> [Written task]: List every line below containing "массажных".

> [Entries]:
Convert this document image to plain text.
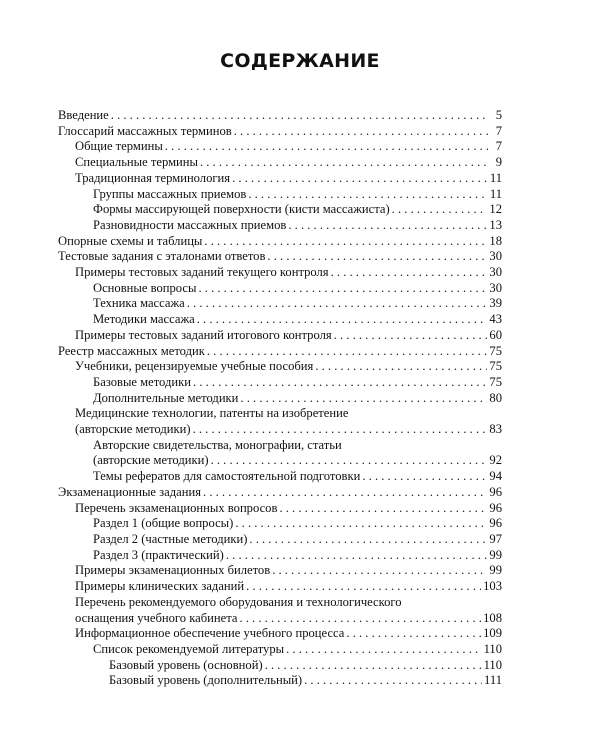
СОДЕРЖАНИЕ
Введение . . .	5
Глоссарий массажных терминов . . .	7
Общие термины . . .	7
Специальные термины . . .	9
Традиционная терминология . . .	11
Группы массажных приемов . . .	11
Формы массирующей поверхности (кисти массажиста) . . .	12
Разновидности массажных приемов . . .	13
Опорные схемы и таблицы . . .	18
Тестовые задания с эталонами ответов . . .	30
Примеры тестовых заданий текущего контроля . . .	30
Основные вопросы . . .	30
Техника массажа . . .	39
Методики массажа . . .	43
Примеры тестовых заданий итогового контроля . . .	60
Реестр массажных методик . . .	75
Учебники, рецензируемые учебные пособия . . .	75
Базовые методики . . .	75
Дополнительные методики . . .	80
Медицинские технологии, патенты на изобретение
(авторские методики) . . .	83
Авторские свидетельства, монографии, статьи
(авторские методики) . . .	92
Темы рефератов для самостоятельной подготовки . . .	94
Экзаменационные задания . . .	96
Перечень экзаменационных вопросов . . .	96
Раздел 1 (общие вопросы) . . .	96
Раздел 2 (частные методики) . . .	97
Раздел 3 (практический) . . .	99
Примеры экзаменационных билетов . . .	99
Примеры клинических заданий . . .	103
Перечень рекомендуемого оборудования и технологического
оснащения учебного кабинета . . .	108
Информационное обеспечение учебного процесса . . .	109
Список рекомендуемой литературы . . .	110
Базовый уровень (основной) . . .	110
Базовый уровень (дополнительный) . . .	111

> [Worked answer]:
Глоссарий массажных терминов . . .	7
Группы массажных приемов . . .	11
Разновидности массажных приемов . . .	13
Реестр массажных методик . . .	75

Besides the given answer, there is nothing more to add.